Dataset listings of figures
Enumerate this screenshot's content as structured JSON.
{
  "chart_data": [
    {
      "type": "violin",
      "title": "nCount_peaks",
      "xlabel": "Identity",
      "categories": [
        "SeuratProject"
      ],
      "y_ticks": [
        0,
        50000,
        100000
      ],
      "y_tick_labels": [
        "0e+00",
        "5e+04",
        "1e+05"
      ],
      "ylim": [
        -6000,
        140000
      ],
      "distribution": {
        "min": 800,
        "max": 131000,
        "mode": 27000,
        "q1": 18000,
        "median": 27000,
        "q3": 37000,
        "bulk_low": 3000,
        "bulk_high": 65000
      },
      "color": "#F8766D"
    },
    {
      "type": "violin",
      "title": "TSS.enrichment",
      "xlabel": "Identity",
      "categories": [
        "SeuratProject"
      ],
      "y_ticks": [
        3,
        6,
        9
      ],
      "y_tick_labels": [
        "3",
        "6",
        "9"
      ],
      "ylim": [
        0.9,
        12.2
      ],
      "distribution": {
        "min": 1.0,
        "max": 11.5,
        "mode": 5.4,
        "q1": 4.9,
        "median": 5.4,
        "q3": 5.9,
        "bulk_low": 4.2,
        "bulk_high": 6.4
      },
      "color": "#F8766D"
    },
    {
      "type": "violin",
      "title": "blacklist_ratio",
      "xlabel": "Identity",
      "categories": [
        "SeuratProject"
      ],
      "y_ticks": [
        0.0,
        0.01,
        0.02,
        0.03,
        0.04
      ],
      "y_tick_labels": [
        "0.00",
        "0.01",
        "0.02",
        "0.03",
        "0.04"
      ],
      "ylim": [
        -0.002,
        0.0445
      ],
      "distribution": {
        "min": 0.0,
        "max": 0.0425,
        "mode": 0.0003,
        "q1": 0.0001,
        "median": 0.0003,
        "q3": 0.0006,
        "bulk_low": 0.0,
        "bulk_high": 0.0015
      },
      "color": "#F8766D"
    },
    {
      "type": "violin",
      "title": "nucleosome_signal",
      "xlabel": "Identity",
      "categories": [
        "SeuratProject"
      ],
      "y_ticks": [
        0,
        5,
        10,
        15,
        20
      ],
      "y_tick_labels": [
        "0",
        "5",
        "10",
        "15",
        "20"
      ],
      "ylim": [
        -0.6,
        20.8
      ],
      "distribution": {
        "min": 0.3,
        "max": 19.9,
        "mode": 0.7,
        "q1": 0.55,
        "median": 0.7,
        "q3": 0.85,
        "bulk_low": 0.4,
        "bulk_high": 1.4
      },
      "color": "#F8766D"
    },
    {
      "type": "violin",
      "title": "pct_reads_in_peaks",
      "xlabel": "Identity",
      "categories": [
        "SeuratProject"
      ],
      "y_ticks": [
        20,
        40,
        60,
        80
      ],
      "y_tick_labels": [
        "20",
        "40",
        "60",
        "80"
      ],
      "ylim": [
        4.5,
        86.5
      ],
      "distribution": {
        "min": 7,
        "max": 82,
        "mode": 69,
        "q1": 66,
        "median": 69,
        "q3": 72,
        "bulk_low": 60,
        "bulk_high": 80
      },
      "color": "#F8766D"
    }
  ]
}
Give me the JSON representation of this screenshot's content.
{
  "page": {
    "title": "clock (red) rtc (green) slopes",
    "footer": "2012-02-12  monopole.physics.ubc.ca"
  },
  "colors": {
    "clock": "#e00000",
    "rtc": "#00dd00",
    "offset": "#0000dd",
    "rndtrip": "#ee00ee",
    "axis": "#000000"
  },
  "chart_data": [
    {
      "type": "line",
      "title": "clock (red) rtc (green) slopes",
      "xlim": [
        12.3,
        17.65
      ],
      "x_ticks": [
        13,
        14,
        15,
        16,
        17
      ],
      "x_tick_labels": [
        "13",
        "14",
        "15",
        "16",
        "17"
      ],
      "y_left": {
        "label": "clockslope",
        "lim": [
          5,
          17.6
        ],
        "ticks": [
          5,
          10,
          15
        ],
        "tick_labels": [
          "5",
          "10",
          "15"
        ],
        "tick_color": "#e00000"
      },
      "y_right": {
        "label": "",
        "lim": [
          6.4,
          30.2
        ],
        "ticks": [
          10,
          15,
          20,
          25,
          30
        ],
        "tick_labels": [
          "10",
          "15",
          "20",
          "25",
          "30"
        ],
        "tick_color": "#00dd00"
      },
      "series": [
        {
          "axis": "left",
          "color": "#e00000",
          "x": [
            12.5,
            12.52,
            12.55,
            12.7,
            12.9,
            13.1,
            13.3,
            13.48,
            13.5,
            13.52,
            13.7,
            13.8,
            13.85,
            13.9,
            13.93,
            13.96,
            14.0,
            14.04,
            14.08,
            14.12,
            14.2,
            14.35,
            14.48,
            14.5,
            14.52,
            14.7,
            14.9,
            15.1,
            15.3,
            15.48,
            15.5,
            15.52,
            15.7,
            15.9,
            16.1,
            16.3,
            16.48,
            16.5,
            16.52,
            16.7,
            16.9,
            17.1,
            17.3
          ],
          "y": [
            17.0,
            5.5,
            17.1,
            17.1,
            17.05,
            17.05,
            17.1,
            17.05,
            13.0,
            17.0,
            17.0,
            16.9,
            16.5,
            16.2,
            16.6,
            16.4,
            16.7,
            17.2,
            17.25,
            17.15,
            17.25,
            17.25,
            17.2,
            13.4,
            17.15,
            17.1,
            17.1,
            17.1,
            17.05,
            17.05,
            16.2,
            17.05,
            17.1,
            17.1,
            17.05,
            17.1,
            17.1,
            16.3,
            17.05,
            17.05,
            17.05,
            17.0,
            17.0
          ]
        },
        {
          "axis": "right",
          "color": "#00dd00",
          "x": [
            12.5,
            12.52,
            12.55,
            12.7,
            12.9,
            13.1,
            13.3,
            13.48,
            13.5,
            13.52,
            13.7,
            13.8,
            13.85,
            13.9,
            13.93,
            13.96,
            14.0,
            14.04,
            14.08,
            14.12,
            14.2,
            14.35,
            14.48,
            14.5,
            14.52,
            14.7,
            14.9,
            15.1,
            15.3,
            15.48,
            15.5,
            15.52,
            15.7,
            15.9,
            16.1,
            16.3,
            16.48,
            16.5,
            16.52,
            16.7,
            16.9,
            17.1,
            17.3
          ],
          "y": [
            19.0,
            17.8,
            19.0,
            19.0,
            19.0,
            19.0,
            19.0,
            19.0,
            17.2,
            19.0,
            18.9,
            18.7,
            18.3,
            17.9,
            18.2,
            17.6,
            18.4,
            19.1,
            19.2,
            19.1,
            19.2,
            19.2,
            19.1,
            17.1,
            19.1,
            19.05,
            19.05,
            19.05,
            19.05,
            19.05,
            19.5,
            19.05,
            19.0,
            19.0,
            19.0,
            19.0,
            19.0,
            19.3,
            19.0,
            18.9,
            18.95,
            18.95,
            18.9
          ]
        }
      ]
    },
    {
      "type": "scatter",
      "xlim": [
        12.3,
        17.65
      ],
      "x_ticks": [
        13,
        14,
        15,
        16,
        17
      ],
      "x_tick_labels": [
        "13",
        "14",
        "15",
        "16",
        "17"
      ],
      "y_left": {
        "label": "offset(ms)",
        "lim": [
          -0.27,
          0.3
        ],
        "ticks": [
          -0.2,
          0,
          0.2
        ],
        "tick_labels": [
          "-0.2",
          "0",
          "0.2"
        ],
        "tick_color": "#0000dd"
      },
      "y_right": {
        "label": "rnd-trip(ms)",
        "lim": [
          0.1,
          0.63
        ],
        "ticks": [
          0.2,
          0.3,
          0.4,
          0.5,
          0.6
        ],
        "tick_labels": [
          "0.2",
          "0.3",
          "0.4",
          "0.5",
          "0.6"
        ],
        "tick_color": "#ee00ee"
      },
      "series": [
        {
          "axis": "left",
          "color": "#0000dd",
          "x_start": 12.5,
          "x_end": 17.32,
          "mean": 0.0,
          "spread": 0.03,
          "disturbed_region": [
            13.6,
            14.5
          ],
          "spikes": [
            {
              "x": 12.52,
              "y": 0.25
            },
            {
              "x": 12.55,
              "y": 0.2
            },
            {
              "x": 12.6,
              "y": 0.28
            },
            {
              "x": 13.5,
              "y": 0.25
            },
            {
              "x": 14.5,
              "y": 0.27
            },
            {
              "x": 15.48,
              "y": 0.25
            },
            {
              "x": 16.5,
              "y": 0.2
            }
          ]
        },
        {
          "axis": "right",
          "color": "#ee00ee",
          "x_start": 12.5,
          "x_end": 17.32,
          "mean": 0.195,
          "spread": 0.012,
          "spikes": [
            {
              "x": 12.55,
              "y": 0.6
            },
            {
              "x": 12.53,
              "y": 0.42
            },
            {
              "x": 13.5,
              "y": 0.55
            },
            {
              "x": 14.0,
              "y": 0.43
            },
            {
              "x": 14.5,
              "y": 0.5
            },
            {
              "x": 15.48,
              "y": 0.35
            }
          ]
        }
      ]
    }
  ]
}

__What is asked__: Where a line of the material above holds the string "median", copy that line.

__Completed task__:
        "median": 27000,
        "median": 5.4,
        "median": 0.0003,
        "median": 0.7,
        "median": 69,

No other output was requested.